:: Records shown ::
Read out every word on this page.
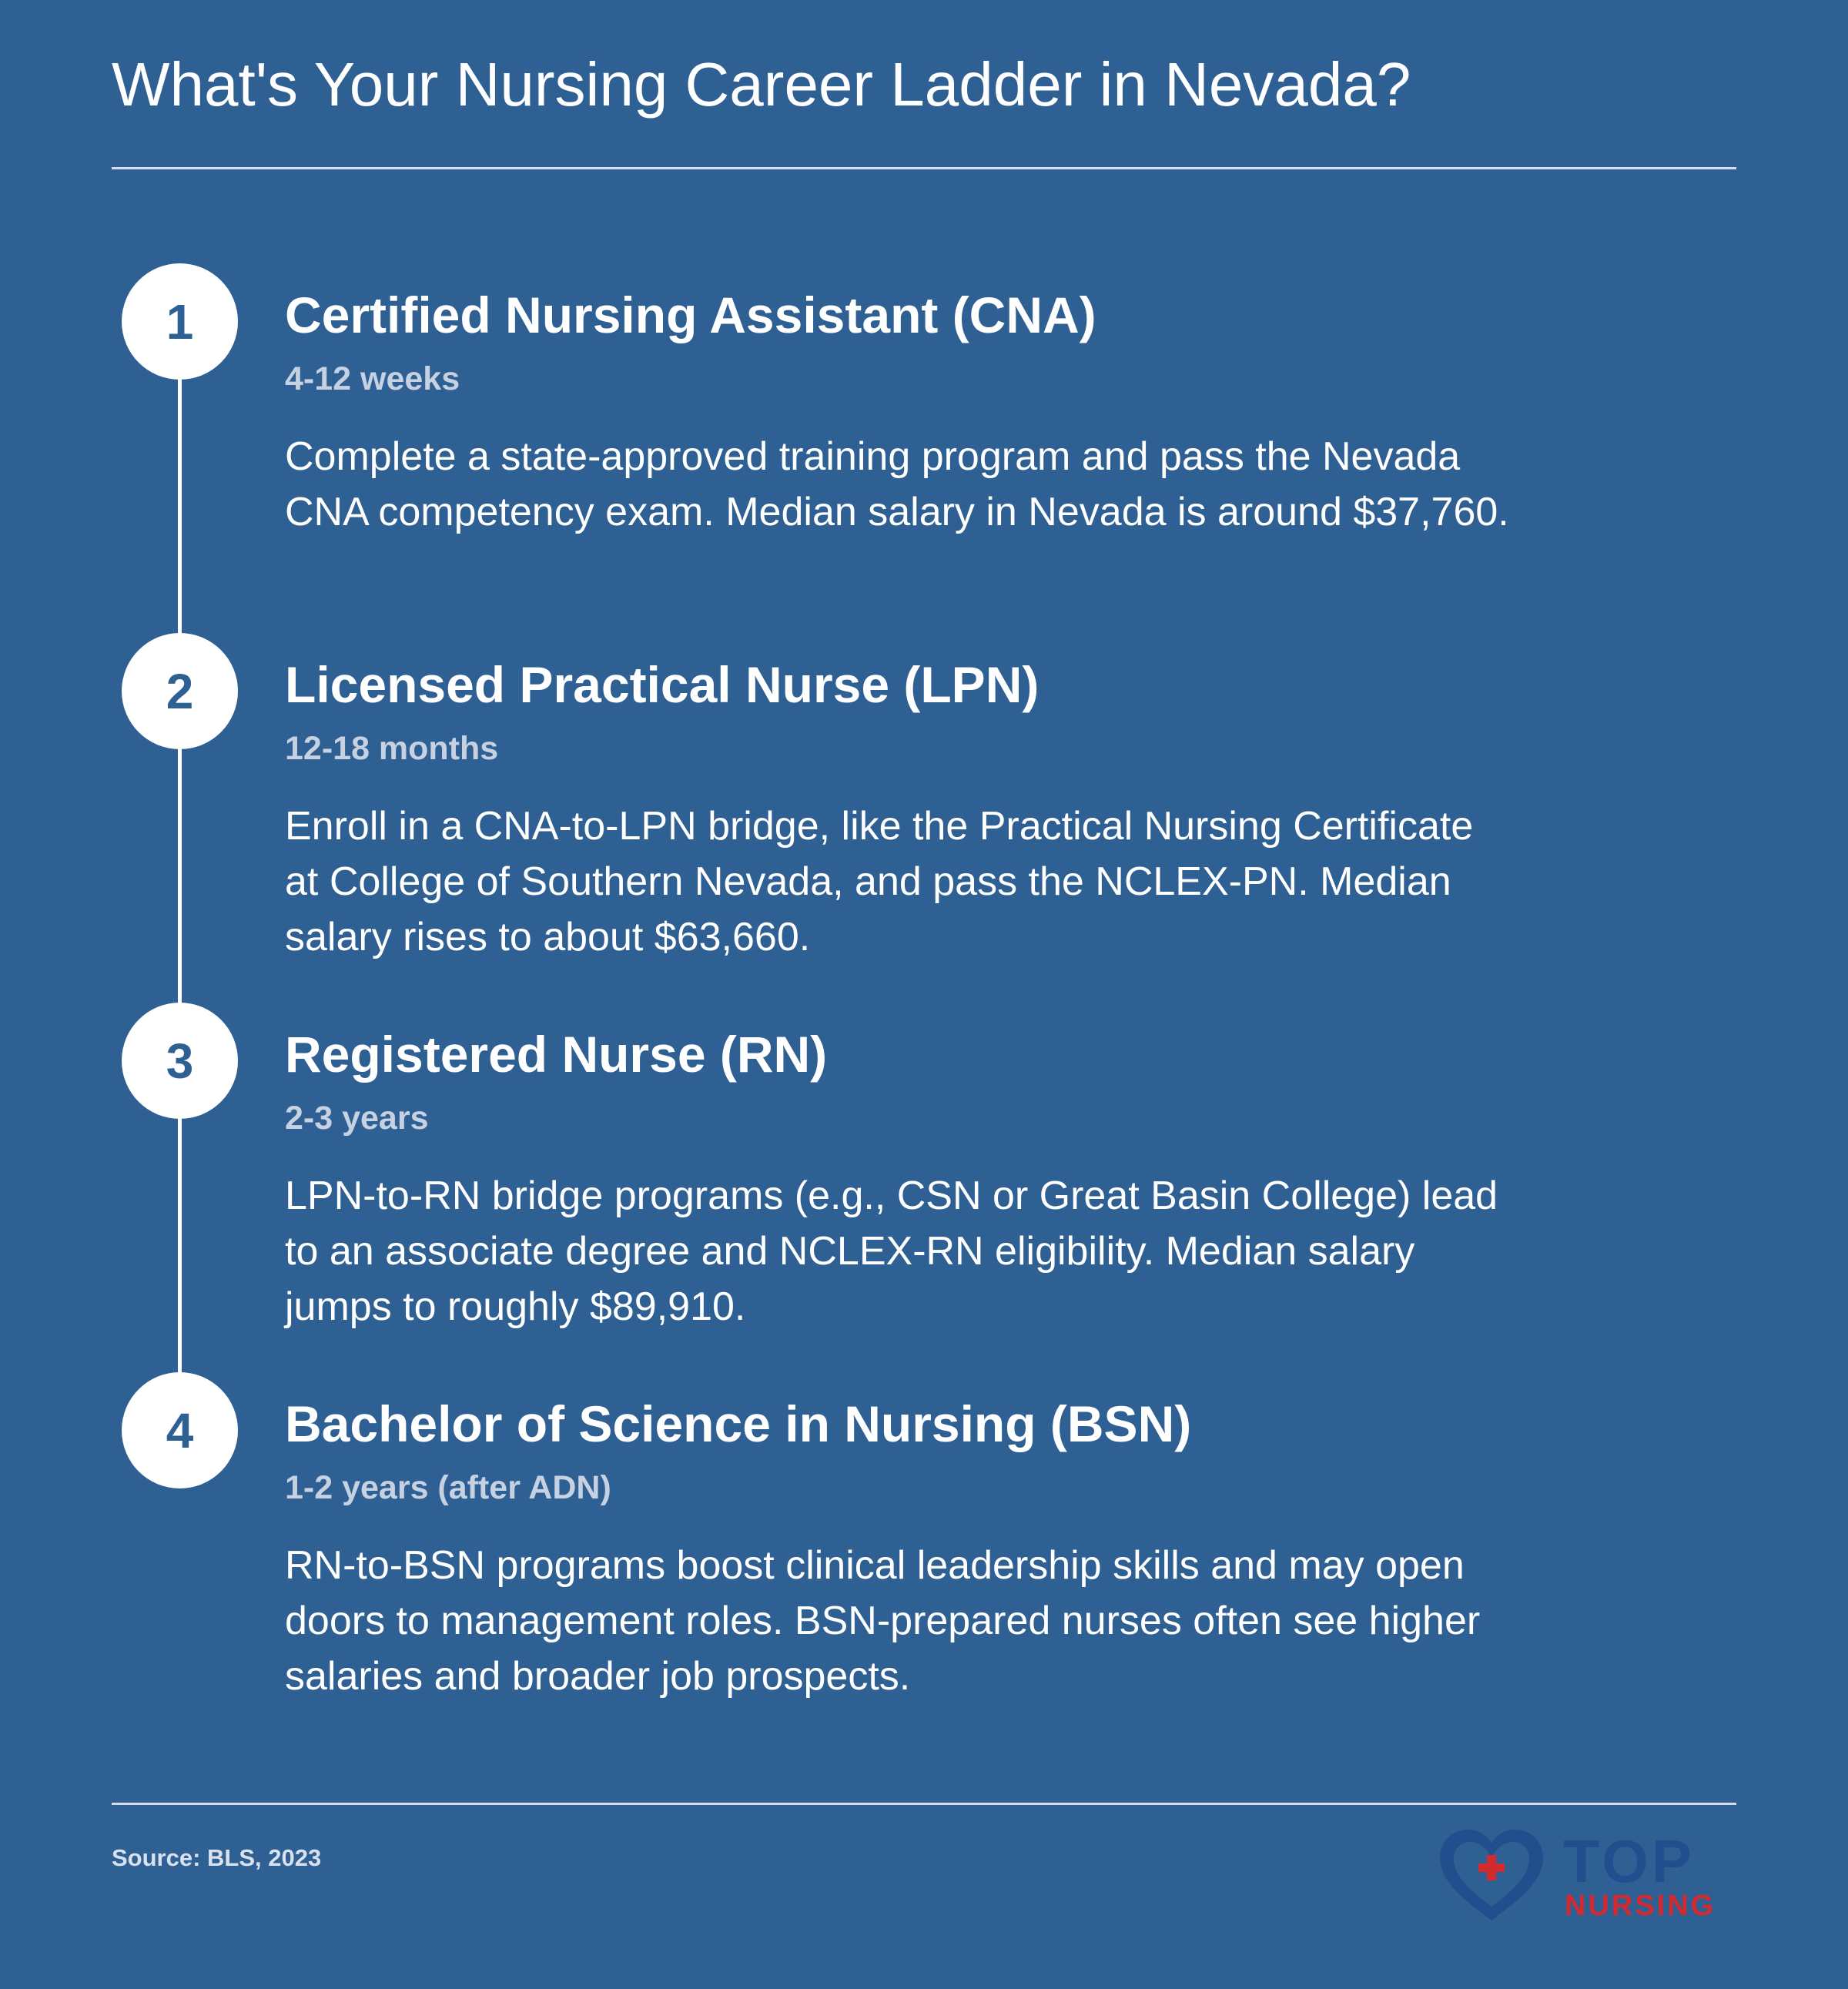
What's Your Nursing Career Ladder in Nevada?
1 Certified Nursing Assistant (CNA)
4-12 weeks
Complete a state-approved training program and pass the Nevada CNA competency exam. Median salary in Nevada is around $37,760.
2 Licensed Practical Nurse (LPN)
12-18 months
Enroll in a CNA-to-LPN bridge, like the Practical Nursing Certificate at College of Southern Nevada, and pass the NCLEX-PN. Median salary rises to about $63,660.
3 Registered Nurse (RN)
2-3 years
LPN-to-RN bridge programs (e.g., CSN or Great Basin College) lead to an associate degree and NCLEX-RN eligibility. Median salary jumps to roughly $89,910.
4 Bachelor of Science in Nursing (BSN)
1-2 years (after ADN)
RN-to-BSN programs boost clinical leadership skills and may open doors to management roles. BSN-prepared nurses often see higher salaries and broader job prospects.
Source: BLS, 2023	TOP
NURSING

:: Your task ::
Identify and copy all lines with the word "programs".

:: Answer to the task ::
LPN-to-RN bridge programs (e.g., CSN or Great Basin College) lead to an associate degree and NCLEX-RN eligibility. Median salary jumps to roughly $89,910.
RN-to-BSN programs boost clinical leadership skills and may open doors to management roles. BSN-prepared nurses often see higher salaries and broader job prospects.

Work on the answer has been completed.